Stored entries

## Start

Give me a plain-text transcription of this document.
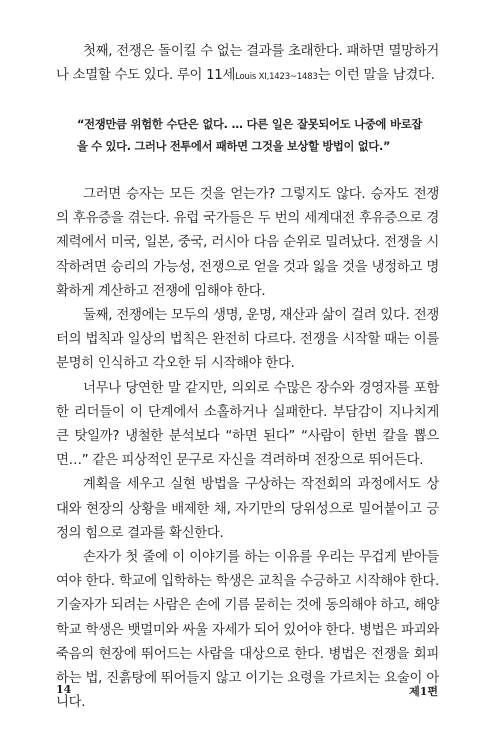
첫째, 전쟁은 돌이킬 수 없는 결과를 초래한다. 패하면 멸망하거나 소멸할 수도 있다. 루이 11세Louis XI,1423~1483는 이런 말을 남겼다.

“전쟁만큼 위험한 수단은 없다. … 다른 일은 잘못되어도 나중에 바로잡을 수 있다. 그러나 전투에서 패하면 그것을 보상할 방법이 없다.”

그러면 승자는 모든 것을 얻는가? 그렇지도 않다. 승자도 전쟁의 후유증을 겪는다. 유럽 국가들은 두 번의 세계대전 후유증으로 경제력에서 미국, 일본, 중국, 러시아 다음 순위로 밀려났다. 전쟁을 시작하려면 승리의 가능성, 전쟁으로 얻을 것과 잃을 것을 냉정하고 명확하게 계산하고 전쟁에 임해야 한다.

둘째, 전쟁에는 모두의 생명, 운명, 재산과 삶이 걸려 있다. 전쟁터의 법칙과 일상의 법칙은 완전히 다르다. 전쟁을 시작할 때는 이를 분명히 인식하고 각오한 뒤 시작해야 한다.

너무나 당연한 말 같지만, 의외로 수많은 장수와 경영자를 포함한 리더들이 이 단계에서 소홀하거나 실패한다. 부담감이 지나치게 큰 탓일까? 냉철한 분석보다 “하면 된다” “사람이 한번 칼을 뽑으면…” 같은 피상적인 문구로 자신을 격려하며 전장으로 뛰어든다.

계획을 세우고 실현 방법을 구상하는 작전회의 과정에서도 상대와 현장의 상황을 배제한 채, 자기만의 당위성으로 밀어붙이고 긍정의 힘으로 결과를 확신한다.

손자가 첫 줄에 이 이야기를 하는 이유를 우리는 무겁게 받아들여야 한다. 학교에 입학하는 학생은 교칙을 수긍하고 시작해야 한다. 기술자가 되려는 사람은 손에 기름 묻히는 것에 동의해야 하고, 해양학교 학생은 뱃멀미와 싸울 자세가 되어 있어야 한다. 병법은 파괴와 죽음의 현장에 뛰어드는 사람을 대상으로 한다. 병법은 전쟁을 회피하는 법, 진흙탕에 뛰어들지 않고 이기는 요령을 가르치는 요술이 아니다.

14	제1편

## End
## Start

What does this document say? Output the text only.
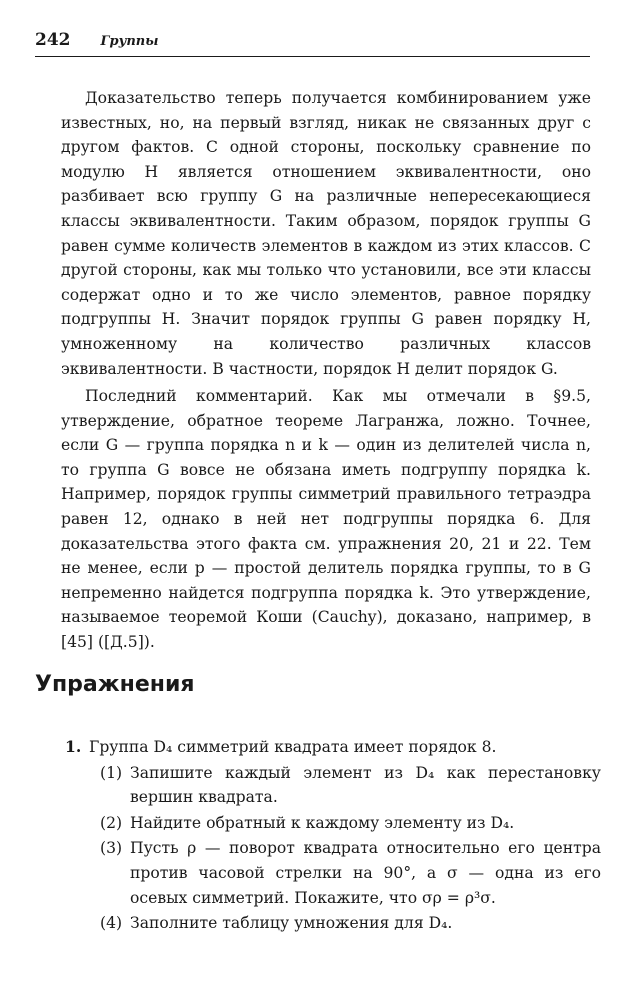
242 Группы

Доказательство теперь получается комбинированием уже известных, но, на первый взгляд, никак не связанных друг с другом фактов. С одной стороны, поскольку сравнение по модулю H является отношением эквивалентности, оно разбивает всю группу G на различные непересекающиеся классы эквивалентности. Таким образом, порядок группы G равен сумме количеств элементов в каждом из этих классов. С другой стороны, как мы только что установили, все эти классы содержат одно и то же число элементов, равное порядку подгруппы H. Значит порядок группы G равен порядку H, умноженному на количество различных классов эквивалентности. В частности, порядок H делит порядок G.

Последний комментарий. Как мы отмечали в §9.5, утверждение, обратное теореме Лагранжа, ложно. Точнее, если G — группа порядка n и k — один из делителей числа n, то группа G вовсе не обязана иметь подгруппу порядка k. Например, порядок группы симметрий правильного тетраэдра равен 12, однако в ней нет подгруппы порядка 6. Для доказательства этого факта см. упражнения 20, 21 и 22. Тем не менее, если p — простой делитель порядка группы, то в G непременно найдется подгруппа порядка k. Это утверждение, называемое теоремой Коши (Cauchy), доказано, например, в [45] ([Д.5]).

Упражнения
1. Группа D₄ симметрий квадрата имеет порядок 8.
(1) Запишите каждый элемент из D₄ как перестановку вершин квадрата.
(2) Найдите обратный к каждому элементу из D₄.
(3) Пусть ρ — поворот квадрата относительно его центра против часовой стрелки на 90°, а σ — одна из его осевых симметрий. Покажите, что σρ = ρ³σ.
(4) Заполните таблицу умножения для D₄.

## End

- PROBLEM
Look for "this" and pull out every line that has it.

- THE RESULT
Give me a plain-text transcription of this document.
What does this document say? Output the text only.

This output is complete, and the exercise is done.